-- START OF Stored data --
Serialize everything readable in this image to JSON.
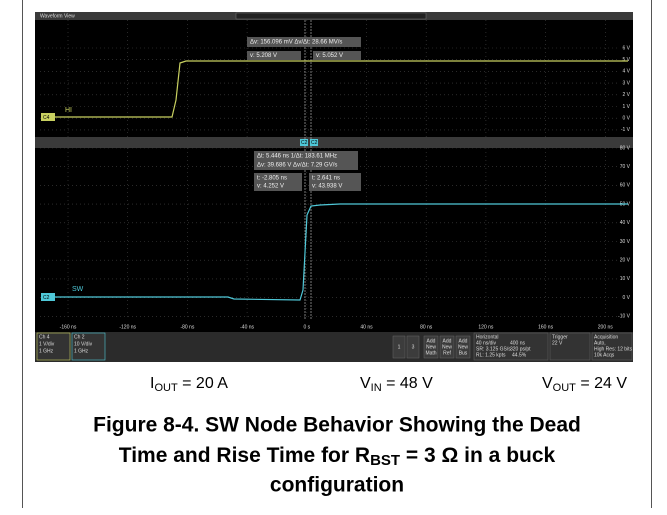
{
  "scope": {
    "window_title": "Waveform View",
    "top_pane": {
      "channel": "C4",
      "trace_label": "HI",
      "y_labels": [
        "6 V",
        "5 V",
        "4 V",
        "3 V",
        "2 V",
        "1 V",
        "0 V",
        "-1 V"
      ],
      "readout_delta": "Δv: 156.096 mV   Δv/Δt: 28.66 MV/s",
      "readout_a": "v: 5.208 V",
      "readout_b": "v: 5.052 V"
    },
    "divider_markers": [
      "C2",
      "C2"
    ],
    "bottom_pane": {
      "channel": "C2",
      "trace_label": "SW",
      "y_labels": [
        "80 V",
        "70 V",
        "60 V",
        "50 V",
        "40 V",
        "30 V",
        "20 V",
        "10 V",
        "0 V",
        "-10 V"
      ],
      "readout_delta": [
        "Δt: 5.446 ns   1/Δt: 183.61 MHz",
        "Δv: 39.686 V   Δv/Δt: 7.29 GV/s"
      ],
      "readout_a": [
        "t: -2.805 ns",
        "v: 4.252 V"
      ],
      "readout_b": [
        "t: 2.641 ns",
        "v: 43.938 V"
      ]
    },
    "x_labels": [
      "-160 ns",
      "-120 ns",
      "-80 ns",
      "-40 ns",
      "0 s",
      "40 ns",
      "80 ns",
      "120 ns",
      "160 ns",
      "200 ns"
    ],
    "status": {
      "ch4": [
        "Ch 4",
        "1 V/div",
        "1 GHz"
      ],
      "ch2": [
        "Ch 2",
        "10 V/div",
        "1 GHz"
      ],
      "buttons": [
        "1",
        "3"
      ],
      "add": [
        [
          "Add",
          "New",
          "Math"
        ],
        [
          "Add",
          "New",
          "Ref"
        ],
        [
          "Add",
          "New",
          "Bus"
        ]
      ],
      "horizontal": [
        "Horizontal",
        "40 ns/div",
        "400 ns",
        "SR: 3.125 GS/s",
        "320 ps/pt",
        "RL: 1.25 kpts",
        "44.5%"
      ],
      "trigger": [
        "Trigger",
        "22 V"
      ],
      "acquisition": [
        "Acquisition",
        "Auto,",
        "High Res: 12 bits",
        "10k Acqs"
      ]
    }
  },
  "caption": {
    "conditions": [
      {
        "symbol": "I",
        "sub": "OUT",
        "value": " = 20 A"
      },
      {
        "symbol": "V",
        "sub": "IN",
        "value": " = 48 V"
      },
      {
        "symbol": "V",
        "sub": "OUT",
        "value": " = 24 V"
      }
    ],
    "title": [
      "Figure 8-4. SW Node Behavior Showing the Dead",
      "Time and Rise Time for R",
      "BST",
      " = 3 Ω in a buck",
      "configuration"
    ]
  }
}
-- END OF Stored data --
▶ [Objective]:
Go through the material above and print all of it exactly, except the pictures.

▶ [Correct answer]:
Serialize everything readable in this image to JSON.
{
  "scope": {
    "window_title": "Waveform View",
    "top_pane": {
      "channel": "C4",
      "trace_label": "HI",
      "y_labels": [
        "6 V",
        "5 V",
        "4 V",
        "3 V",
        "2 V",
        "1 V",
        "0 V",
        "-1 V"
      ],
      "readout_delta": "Δv: 156.096 mV   Δv/Δt: 28.66 MV/s",
      "readout_a": "v: 5.208 V",
      "readout_b": "v: 5.052 V"
    },
    "divider_markers": [
      "C2",
      "C2"
    ],
    "bottom_pane": {
      "channel": "C2",
      "trace_label": "SW",
      "y_labels": [
        "80 V",
        "70 V",
        "60 V",
        "50 V",
        "40 V",
        "30 V",
        "20 V",
        "10 V",
        "0 V",
        "-10 V"
      ],
      "readout_delta": [
        "Δt: 5.446 ns   1/Δt: 183.61 MHz",
        "Δv: 39.686 V   Δv/Δt: 7.29 GV/s"
      ],
      "readout_a": [
        "t: -2.805 ns",
        "v: 4.252 V"
      ],
      "readout_b": [
        "t: 2.641 ns",
        "v: 43.938 V"
      ]
    },
    "x_labels": [
      "-160 ns",
      "-120 ns",
      "-80 ns",
      "-40 ns",
      "0 s",
      "40 ns",
      "80 ns",
      "120 ns",
      "160 ns",
      "200 ns"
    ],
    "status": {
      "ch4": [
        "Ch 4",
        "1 V/div",
        "1 GHz"
      ],
      "ch2": [
        "Ch 2",
        "10 V/div",
        "1 GHz"
      ],
      "buttons": [
        "1",
        "3"
      ],
      "add": [
        [
          "Add",
          "New",
          "Math"
        ],
        [
          "Add",
          "New",
          "Ref"
        ],
        [
          "Add",
          "New",
          "Bus"
        ]
      ],
      "horizontal": [
        "Horizontal",
        "40 ns/div",
        "400 ns",
        "SR: 3.125 GS/s",
        "320 ps/pt",
        "RL: 1.25 kpts",
        "44.5%"
      ],
      "trigger": [
        "Trigger",
        "22 V"
      ],
      "acquisition": [
        "Acquisition",
        "Auto,",
        "High Res: 12 bits",
        "10k Acqs"
      ]
    }
  },
  "caption": {
    "conditions": [
      {
        "symbol": "I",
        "sub": "OUT",
        "value": " = 20 A"
      },
      {
        "symbol": "V",
        "sub": "IN",
        "value": " = 48 V"
      },
      {
        "symbol": "V",
        "sub": "OUT",
        "value": " = 24 V"
      }
    ],
    "title": [
      "Figure 8-4. SW Node Behavior Showing the Dead",
      "Time and Rise Time for R",
      "BST",
      " = 3 Ω in a buck",
      "configuration"
    ]
  }
}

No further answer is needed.